NOTE: there are some awkward inside jokes, but you can just giggle along and pretend you're in the know. There also some awkward jokes in general that are merely funny in my head. They luckily won giggles due to the fact that teachers are all "gold star superstar LOLing at errthang" while minerninerz are all "im2kewl4skewl." (I didn't win giggle from dem minerz.)
When I asked everybody what I should write my speech on, I almost always had the same response: “You should do it on fashion!” And I immediately knew one thing: I was not going to write my speech on fashion. “I’m interesting,” I thought to myself, “I have a huge array of interests! In fact, I’m going crazy with all the things I could talk about! Psshhh.” Long story short, turns out I overestimated my level of interestingness. So, Hello, my name is Lexy and yes, my speech is on fashion. But don’t worry, this isn’t a speech trying to convince you all to become rainbow vomiting fashion drones worshipping Value Village like myself; it’s about beauty, growing up, and following dreams. Let’s get started.

▸ **JOB**
Answer these about the speech on fashion:
1. According to the opening note, which group did not giggle at the jokes?
2. What response did the speaker almost always get when asking what the speech should be on?
3. What three things does the speaker say the speech is about?
The material that comes next has nothing to do with the speech on fashion.

▸ **DATA LISTING**
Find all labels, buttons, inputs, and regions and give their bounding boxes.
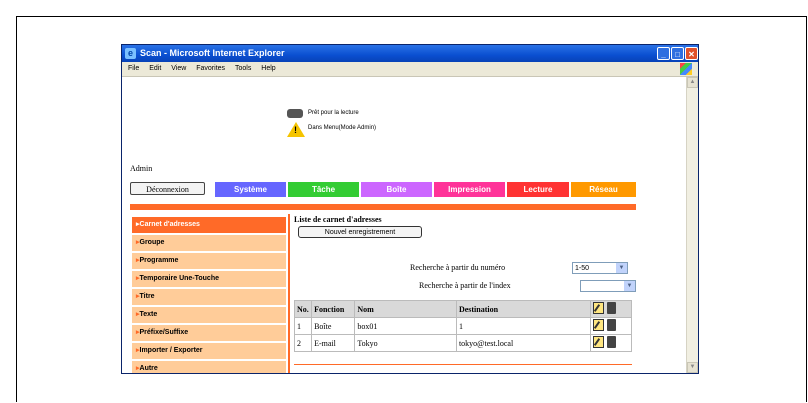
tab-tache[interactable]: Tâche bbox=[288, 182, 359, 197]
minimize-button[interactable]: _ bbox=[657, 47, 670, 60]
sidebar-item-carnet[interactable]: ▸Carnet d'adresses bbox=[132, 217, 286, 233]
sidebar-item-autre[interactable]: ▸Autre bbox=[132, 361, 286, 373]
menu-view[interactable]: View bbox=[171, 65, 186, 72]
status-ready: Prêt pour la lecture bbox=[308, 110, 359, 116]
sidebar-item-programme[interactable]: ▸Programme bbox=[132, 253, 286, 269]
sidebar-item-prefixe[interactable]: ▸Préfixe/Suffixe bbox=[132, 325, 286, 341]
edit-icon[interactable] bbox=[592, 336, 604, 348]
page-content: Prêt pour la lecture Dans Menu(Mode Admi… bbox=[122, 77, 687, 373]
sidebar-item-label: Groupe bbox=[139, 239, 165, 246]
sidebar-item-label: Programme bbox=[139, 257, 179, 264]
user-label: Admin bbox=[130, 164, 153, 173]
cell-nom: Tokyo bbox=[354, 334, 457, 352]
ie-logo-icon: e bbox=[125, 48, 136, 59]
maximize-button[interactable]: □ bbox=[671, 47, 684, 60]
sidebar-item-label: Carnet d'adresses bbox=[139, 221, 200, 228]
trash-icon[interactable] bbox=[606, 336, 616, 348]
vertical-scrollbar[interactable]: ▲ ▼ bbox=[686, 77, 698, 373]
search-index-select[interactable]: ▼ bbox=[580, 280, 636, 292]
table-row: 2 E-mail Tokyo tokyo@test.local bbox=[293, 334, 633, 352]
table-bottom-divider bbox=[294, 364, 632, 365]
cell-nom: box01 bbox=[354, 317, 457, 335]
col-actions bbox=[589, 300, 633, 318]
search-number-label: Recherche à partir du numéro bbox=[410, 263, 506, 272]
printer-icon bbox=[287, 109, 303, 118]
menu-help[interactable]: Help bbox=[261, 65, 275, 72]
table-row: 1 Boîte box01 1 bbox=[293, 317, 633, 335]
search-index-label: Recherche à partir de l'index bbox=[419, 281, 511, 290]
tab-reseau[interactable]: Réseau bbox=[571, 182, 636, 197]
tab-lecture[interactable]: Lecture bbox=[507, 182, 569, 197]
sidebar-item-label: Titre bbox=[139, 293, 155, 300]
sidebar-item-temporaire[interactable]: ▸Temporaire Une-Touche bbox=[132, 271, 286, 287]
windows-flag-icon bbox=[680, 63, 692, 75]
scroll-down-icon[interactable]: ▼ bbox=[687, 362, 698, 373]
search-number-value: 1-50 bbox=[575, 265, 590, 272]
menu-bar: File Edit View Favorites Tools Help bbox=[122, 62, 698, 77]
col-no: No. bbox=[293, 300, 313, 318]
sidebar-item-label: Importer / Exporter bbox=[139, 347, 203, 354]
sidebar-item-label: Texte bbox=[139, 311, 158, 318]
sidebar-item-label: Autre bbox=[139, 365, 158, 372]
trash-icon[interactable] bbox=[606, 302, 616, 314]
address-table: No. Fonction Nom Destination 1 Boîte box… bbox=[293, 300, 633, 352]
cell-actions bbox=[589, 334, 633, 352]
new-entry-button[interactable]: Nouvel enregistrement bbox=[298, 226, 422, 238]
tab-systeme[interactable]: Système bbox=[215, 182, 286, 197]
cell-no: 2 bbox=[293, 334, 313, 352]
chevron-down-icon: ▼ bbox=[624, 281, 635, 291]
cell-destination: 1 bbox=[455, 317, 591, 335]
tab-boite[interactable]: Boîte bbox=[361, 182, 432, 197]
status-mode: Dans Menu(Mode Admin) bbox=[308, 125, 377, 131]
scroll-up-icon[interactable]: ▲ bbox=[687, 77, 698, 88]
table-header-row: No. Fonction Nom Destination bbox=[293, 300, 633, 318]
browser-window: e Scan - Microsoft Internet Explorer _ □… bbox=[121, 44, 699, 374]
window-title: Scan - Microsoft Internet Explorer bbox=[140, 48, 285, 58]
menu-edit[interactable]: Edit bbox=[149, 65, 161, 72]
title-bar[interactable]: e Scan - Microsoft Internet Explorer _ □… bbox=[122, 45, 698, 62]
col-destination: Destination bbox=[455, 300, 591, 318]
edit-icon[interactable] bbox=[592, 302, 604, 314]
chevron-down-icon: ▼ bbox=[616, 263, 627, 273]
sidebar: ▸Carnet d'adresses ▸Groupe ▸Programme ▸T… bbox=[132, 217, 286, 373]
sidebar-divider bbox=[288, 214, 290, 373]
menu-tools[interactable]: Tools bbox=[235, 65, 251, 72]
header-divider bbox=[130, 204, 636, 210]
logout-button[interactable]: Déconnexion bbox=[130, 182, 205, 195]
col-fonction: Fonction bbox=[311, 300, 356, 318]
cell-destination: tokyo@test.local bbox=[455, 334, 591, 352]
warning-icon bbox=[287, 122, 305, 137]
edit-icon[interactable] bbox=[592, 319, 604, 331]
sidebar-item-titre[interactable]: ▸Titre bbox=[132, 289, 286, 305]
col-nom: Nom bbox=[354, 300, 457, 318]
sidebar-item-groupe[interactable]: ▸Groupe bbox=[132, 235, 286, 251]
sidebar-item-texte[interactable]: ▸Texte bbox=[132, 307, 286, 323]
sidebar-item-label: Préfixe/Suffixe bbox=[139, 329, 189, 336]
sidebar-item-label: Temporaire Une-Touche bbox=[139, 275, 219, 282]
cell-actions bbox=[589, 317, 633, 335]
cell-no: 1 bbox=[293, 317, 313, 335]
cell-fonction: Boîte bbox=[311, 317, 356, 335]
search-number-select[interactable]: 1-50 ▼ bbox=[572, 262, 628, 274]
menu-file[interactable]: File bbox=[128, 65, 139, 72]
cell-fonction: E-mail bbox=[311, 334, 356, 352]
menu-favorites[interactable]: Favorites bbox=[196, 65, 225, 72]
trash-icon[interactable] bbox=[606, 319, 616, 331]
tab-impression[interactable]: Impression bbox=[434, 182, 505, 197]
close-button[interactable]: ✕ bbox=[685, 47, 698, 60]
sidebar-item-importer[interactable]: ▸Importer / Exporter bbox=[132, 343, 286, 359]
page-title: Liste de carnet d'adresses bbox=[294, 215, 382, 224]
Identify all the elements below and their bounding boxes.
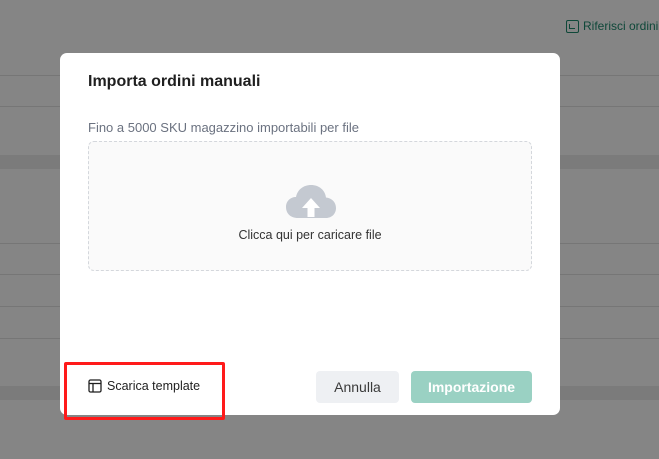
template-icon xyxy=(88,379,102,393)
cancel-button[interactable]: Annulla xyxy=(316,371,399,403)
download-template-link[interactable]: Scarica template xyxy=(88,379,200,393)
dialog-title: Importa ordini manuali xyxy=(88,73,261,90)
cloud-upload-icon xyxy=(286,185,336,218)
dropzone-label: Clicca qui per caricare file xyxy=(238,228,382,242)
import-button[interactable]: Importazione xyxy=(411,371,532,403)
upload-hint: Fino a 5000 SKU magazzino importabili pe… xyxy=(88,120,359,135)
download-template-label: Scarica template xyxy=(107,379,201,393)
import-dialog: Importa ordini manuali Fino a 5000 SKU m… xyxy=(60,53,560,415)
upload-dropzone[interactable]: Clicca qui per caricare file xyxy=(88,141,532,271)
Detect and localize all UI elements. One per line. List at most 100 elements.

▸ **CORRECT RESULT**
1. The minerninerz.
2. "You should do it on fashion!"
3. Beauty, growing up, and following dreams.